[Recorded data]
※

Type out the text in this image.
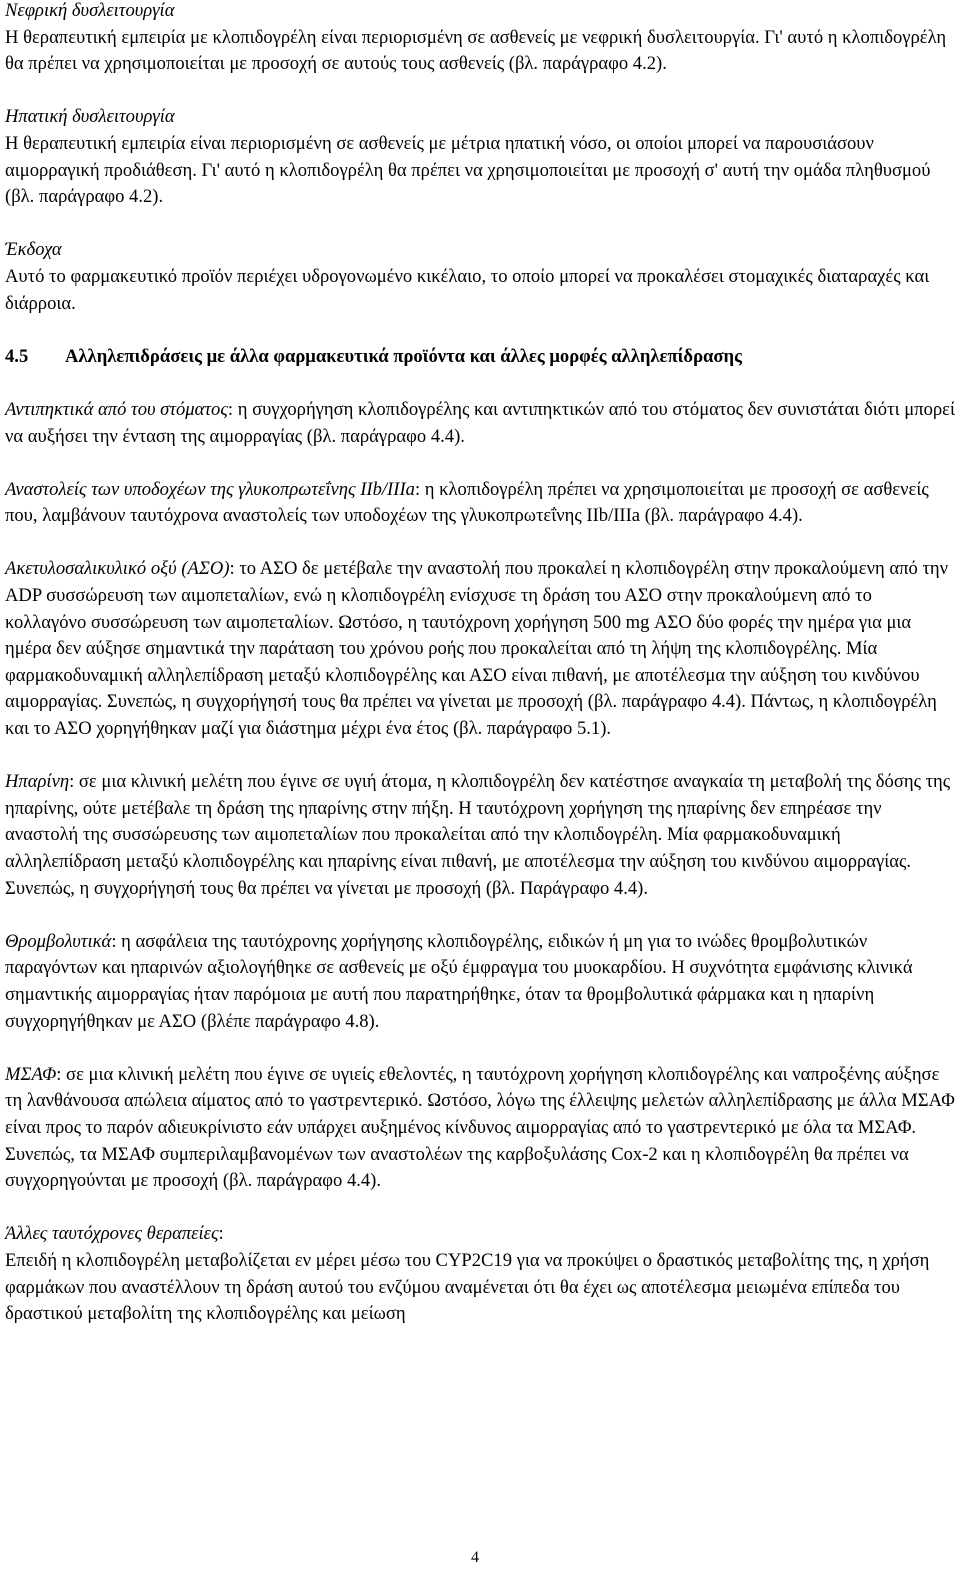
Νεφρική δυσλειτουργία
Η θεραπευτική εμπειρία με κλοπιδογρέλη είναι περιορισμένη σε ασθενείς με νεφρική δυσλειτουργία. Γι' αυτό η κλοπιδογρέλη θα πρέπει να χρησιμοποιείται με προσοχή σε αυτούς τους ασθενείς (βλ. παράγραφο 4.2).
Ηπατική δυσλειτουργία
Η θεραπευτική εμπειρία είναι περιορισμένη σε ασθενείς με μέτρια ηπατική νόσο, οι οποίοι μπορεί να παρουσιάσουν αιμορραγική προδιάθεση. Γι' αυτό η κλοπιδογρέλη θα πρέπει να χρησιμοποιείται με προσοχή σ' αυτή την ομάδα πληθυσμού (βλ. παράγραφο 4.2).
Έκδοχα
Αυτό το φαρμακευτικό προϊόν περιέχει υδρογονωμένο κικέλαιο, το οποίο μπορεί να προκαλέσει στομαχικές διαταραχές και διάρροια.
4.5 Αλληλεπιδράσεις με άλλα φαρμακευτικά προϊόντα και άλλες μορφές αλληλεπίδρασης
Αντιπηκτικά από του στόματος: η συγχορήγηση κλοπιδογρέλης και αντιπηκτικών από του στόματος δεν συνιστάται διότι μπορεί να αυξήσει την ένταση της αιμορραγίας (βλ. παράγραφο 4.4).
Αναστολείς των υποδοχέων της γλυκοπρωτεΐνης IIb/IIIa: η κλοπιδογρέλη πρέπει να χρησιμοποιείται με προσοχή σε ασθενείς που, λαμβάνουν ταυτόχρονα αναστολείς των υποδοχέων της γλυκοπρωτεΐνης IIb/IIIa (βλ. παράγραφο 4.4).
Ακετυλοσαλικυλικό οξύ (ΑΣΟ): το ΑΣΟ δε μετέβαλε την αναστολή που προκαλεί η κλοπιδογρέλη στην προκαλούμενη από την ADP συσσώρευση των αιμοπεταλίων, ενώ η κλοπιδογρέλη ενίσχυσε τη δράση του ΑΣΟ στην προκαλούμενη από το κολλαγόνο συσσώρευση των αιμοπεταλίων. Ωστόσο, η ταυτόχρονη χορήγηση 500 mg ΑΣΟ δύο φορές την ημέρα για μια ημέρα δεν αύξησε σημαντικά την παράταση του χρόνου ροής που προκαλείται από τη λήψη της κλοπιδογρέλης. Μία φαρμακοδυναμική αλληλεπίδραση μεταξύ κλοπιδογρέλης και ΑΣΟ είναι πιθανή, με αποτέλεσμα την αύξηση του κινδύνου αιμορραγίας. Συνεπώς, η συγχορήγησή τους θα πρέπει να γίνεται με προσοχή (βλ. παράγραφο 4.4). Πάντως, η κλοπιδογρέλη και το ΑΣΟ χορηγήθηκαν μαζί για διάστημα μέχρι ένα έτος (βλ. παράγραφο 5.1).
Ηπαρίνη: σε μια κλινική μελέτη που έγινε σε υγιή άτομα, η κλοπιδογρέλη δεν κατέστησε αναγκαία τη μεταβολή της δόσης της ηπαρίνης, ούτε μετέβαλε τη δράση της ηπαρίνης στην πήξη. Η ταυτόχρονη χορήγηση της ηπαρίνης δεν επηρέασε την αναστολή της συσσώρευσης των αιμοπεταλίων που προκαλείται από την κλοπιδογρέλη. Μία φαρμακοδυναμική αλληλεπίδραση μεταξύ κλοπιδογρέλης και ηπαρίνης είναι πιθανή, με αποτέλεσμα την αύξηση του κινδύνου αιμορραγίας. Συνεπώς, η συγχορήγησή τους θα πρέπει να γίνεται με προσοχή (βλ. Παράγραφο 4.4).
Θρομβολυτικά: η ασφάλεια της ταυτόχρονης χορήγησης κλοπιδογρέλης, ειδικών ή μη για το ινώδες θρομβολυτικών παραγόντων και ηπαρινών αξιολογήθηκε σε ασθενείς με οξύ έμφραγμα του μυοκαρδίου. Η συχνότητα εμφάνισης κλινικά σημαντικής αιμορραγίας ήταν παρόμοια με αυτή που παρατηρήθηκε, όταν τα θρομβολυτικά φάρμακα και η ηπαρίνη συγχορηγήθηκαν με ΑΣΟ (βλέπε παράγραφο 4.8).
ΜΣΑΦ: σε μια κλινική μελέτη που έγινε σε υγιείς εθελοντές, η ταυτόχρονη χορήγηση κλοπιδογρέλης και ναπροξένης αύξησε τη λανθάνουσα απώλεια αίματος από το γαστρεντερικό. Ωστόσο, λόγω της έλλειψης μελετών αλληλεπίδρασης με άλλα ΜΣΑΦ είναι προς το παρόν αδιευκρίνιστο εάν υπάρχει αυξημένος κίνδυνος αιμορραγίας από το γαστρεντερικό με όλα τα ΜΣΑΦ. Συνεπώς, τα ΜΣΑΦ συμπεριλαμβανομένων των αναστολέων της καρβοξυλάσης Cox-2 και η κλοπιδογρέλη θα πρέπει να συγχορηγούνται με προσοχή (βλ. παράγραφο 4.4).
Άλλες ταυτόχρονες θεραπείες:
Επειδή η κλοπιδογρέλη μεταβολίζεται εν μέρει μέσω του CYP2C19 για να προκύψει ο δραστικός μεταβολίτης της, η χρήση φαρμάκων που αναστέλλουν τη δράση αυτού του ενζύμου αναμένεται ότι θα έχει ως αποτέλεσμα μειωμένα επίπεδα του δραστικού μεταβολίτη της κλοπιδογρέλης και μείωση
4
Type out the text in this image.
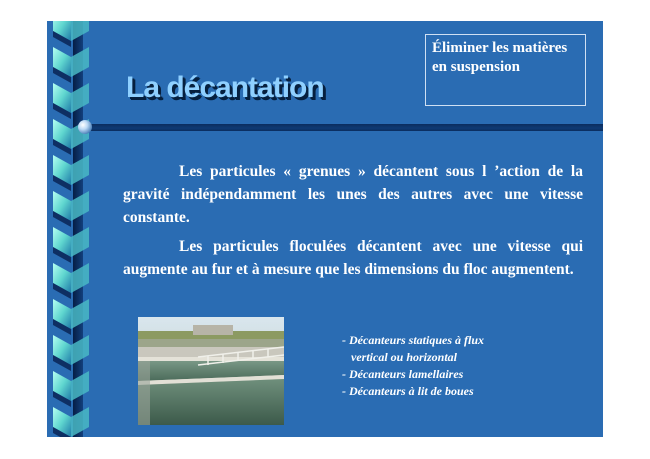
La décantation
Éliminer les matières en suspension

Les particules « grenues » décantent sous l ’action de la gravité indépendamment les unes des autres avec une vitesse constante.

Les particules floculées décantent avec une vitesse qui augmente au fur et à mesure que les dimensions du floc augmentent.

- Décanteurs statiques à flux
vertical ou horizontal
- Décanteurs lamellaires
- Décanteurs à lit de boues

※

▸ Aim of the exercise
Copy every line of the listing that contains the word "άλλα".

▸ In response
4.5 Αλληλεπιδράσεις με άλλα φαρμακευτικά προϊόντα και άλλες μορφές αλληλεπίδρασης
ΜΣΑΦ: σε μια κλινική μελέτη που έγινε σε υγιείς εθελοντές, η ταυτόχρονη χορήγηση κλοπιδογρέλης και ναπροξένης αύξησε τη λανθάνουσα απώλεια αίματος από το γαστρεντερικό. Ωστόσο, λόγω της έλλειψης μελετών αλληλεπίδρασης με άλλα ΜΣΑΦ είναι προς το παρόν αδιευκρίνιστο εάν υπάρχει αυξημένος κίνδυνος αιμορραγίας από το γαστρεντερικό με όλα τα ΜΣΑΦ. Συνεπώς, τα ΜΣΑΦ συμπεριλαμβανομένων των αναστολέων της καρβοξυλάσης Cox-2 και η κλοπιδογρέλη θα πρέπει να συγχορηγούνται με προσοχή (βλ. παράγραφο 4.4).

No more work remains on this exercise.